• WHAT YOU NEED TO DO: Gather, from the listing beneath this task, every line holding the string "Front".

◇ ◇ ◇

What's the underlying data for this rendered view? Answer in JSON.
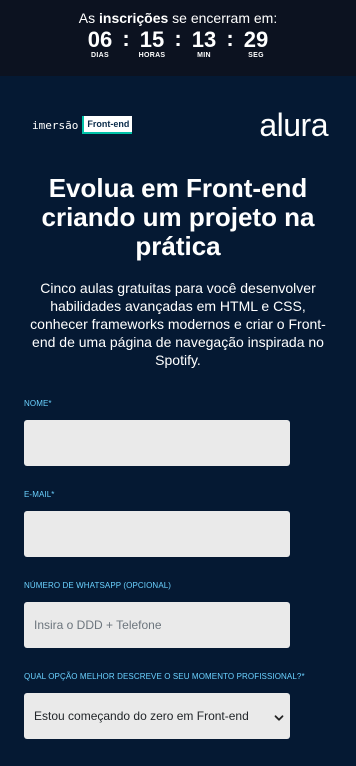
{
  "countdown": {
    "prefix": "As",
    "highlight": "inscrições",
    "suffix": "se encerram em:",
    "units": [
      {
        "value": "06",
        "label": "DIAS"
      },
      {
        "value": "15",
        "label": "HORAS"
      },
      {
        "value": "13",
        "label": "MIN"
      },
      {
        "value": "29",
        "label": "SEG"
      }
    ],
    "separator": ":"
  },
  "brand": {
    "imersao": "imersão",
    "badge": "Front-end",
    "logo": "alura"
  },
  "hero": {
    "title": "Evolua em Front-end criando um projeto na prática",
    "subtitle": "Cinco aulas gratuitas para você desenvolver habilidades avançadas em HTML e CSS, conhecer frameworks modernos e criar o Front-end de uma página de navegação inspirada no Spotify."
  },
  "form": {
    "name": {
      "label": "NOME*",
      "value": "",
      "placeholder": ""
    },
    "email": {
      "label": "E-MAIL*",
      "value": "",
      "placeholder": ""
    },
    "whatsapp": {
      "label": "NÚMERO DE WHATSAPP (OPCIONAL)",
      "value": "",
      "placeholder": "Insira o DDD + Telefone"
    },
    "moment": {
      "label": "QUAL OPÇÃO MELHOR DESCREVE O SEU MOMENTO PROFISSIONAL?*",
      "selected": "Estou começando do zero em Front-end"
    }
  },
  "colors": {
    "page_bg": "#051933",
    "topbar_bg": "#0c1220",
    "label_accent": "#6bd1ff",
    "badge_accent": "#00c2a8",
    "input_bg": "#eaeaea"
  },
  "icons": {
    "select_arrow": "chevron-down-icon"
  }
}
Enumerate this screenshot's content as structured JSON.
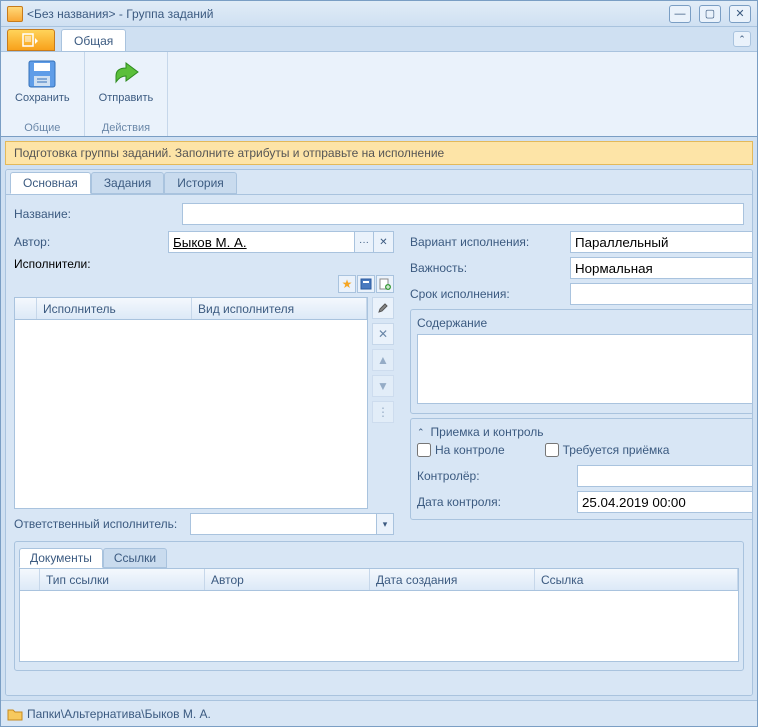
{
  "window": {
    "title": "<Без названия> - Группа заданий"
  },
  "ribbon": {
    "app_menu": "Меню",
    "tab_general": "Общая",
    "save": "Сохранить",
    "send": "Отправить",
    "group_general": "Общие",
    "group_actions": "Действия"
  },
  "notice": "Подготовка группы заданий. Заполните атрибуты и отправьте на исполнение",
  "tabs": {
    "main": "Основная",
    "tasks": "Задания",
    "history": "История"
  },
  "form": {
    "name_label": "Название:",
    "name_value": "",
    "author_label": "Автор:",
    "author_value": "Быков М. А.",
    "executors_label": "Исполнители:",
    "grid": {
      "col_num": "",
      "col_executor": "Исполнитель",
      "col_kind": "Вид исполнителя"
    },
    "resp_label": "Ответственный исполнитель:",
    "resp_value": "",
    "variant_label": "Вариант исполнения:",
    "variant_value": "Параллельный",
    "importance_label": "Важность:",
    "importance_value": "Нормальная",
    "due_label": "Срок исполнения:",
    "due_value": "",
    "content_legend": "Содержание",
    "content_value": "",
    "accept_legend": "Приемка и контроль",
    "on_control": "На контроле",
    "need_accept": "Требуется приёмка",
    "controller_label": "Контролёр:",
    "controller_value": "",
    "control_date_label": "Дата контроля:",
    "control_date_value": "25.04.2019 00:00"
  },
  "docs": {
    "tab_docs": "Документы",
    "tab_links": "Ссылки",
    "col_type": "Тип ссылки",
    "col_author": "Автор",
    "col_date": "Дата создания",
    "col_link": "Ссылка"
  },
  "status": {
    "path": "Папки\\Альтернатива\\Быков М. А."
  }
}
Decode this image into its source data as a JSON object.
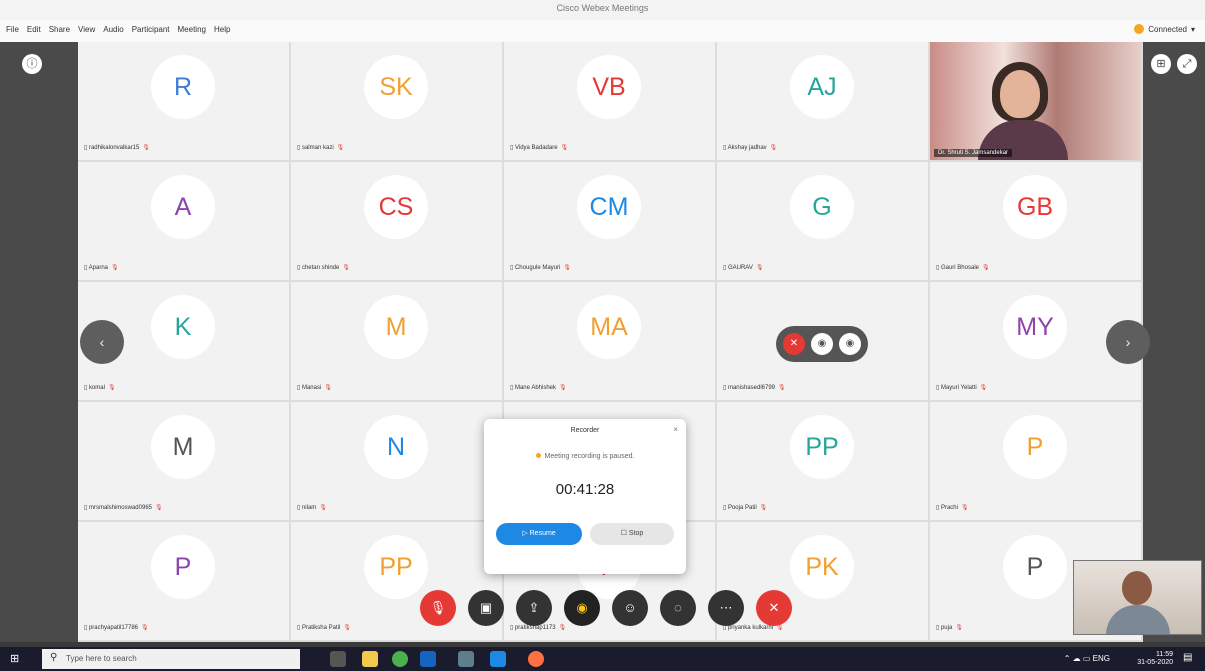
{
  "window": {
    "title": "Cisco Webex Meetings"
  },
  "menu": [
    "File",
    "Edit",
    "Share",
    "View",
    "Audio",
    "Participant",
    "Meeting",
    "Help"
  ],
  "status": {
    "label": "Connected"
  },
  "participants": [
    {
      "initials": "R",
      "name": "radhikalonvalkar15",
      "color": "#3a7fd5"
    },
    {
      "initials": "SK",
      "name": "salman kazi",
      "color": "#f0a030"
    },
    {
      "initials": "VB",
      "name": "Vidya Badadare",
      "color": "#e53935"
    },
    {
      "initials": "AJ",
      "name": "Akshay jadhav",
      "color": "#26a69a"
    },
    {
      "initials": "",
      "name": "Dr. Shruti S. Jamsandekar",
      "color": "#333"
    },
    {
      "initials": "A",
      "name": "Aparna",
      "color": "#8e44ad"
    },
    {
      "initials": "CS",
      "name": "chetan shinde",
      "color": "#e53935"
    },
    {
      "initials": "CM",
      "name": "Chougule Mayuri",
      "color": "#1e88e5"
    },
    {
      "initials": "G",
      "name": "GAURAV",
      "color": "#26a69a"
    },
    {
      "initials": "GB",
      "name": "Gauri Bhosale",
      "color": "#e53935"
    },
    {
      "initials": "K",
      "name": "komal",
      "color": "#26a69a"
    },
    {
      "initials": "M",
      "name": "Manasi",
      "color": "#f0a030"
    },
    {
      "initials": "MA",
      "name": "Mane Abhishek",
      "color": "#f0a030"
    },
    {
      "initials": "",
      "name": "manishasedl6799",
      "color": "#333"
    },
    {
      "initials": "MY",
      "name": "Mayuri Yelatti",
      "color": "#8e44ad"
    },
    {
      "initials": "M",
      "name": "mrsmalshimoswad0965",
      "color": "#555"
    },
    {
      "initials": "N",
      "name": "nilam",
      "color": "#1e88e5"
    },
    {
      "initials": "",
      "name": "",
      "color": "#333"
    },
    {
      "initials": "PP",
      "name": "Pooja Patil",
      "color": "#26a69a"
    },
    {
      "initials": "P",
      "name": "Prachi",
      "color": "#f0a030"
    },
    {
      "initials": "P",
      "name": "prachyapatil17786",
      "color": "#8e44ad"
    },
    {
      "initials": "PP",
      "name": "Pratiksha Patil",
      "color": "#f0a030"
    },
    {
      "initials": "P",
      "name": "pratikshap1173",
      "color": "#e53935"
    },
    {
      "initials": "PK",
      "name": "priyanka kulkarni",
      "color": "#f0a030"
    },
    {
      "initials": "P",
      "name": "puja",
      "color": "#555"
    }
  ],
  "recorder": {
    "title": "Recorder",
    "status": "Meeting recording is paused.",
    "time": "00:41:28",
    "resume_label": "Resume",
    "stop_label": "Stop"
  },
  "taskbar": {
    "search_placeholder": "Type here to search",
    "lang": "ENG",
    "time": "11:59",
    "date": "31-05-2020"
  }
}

◇ ◇ ◇

• RESULT FOR THIS TASK:
    "badge": "Front-end",
    "title": "Evolua em Front-end criando um projeto na prática",
    "subtitle": "Cinco aulas gratuitas para você desenvolver habilidades avançadas em HTML e CSS, conhecer frameworks modernos e criar o Front-end de uma página de navegação inspirada no Spotify."
      "selected": "Estou começando do zero em Front-end"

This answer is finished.